▶ [Given request]
Copy out each line containing "nigrescens" from the entries below.

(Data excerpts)
....

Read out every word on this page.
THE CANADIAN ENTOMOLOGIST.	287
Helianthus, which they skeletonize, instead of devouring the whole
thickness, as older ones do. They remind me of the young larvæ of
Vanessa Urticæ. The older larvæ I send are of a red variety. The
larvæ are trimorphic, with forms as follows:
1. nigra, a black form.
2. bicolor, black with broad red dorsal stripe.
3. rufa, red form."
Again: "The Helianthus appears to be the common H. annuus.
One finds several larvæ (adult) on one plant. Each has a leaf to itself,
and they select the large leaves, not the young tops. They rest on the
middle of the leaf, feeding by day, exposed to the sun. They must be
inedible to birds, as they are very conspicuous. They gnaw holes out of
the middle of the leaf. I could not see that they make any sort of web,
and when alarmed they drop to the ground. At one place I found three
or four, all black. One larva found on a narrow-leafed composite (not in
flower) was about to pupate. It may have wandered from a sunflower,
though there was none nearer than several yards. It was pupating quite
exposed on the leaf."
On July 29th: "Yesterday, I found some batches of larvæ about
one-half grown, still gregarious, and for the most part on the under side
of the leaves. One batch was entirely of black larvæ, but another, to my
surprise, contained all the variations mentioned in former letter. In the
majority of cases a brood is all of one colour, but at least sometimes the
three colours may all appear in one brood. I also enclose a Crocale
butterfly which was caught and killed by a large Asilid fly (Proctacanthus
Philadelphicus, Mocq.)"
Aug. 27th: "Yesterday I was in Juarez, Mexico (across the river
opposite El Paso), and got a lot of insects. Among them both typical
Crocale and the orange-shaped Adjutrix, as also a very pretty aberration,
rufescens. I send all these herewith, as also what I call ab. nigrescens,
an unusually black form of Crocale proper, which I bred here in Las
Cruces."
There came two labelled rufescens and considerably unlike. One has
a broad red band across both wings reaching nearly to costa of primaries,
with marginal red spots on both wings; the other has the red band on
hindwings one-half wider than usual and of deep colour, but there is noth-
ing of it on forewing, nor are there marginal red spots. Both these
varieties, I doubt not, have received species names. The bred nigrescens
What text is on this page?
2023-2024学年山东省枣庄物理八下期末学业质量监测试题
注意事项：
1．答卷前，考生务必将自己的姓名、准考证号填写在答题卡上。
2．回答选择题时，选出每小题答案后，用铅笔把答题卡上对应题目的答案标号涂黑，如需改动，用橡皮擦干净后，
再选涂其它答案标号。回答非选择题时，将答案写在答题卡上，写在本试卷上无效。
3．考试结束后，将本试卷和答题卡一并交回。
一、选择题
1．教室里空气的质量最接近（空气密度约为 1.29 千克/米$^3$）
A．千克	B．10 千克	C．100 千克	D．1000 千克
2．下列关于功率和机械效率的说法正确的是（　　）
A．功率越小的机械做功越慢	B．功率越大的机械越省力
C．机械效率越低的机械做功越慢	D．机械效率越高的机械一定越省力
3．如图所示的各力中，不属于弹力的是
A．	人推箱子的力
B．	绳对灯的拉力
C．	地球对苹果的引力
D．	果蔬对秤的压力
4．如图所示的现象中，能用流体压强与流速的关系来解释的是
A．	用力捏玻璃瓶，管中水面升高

....

▶ [Response for this exercise]
rufescens. I send all these herewith, as also what I call ab. nigrescens,
varieties, I doubt not, have received species names. The bred nigrescens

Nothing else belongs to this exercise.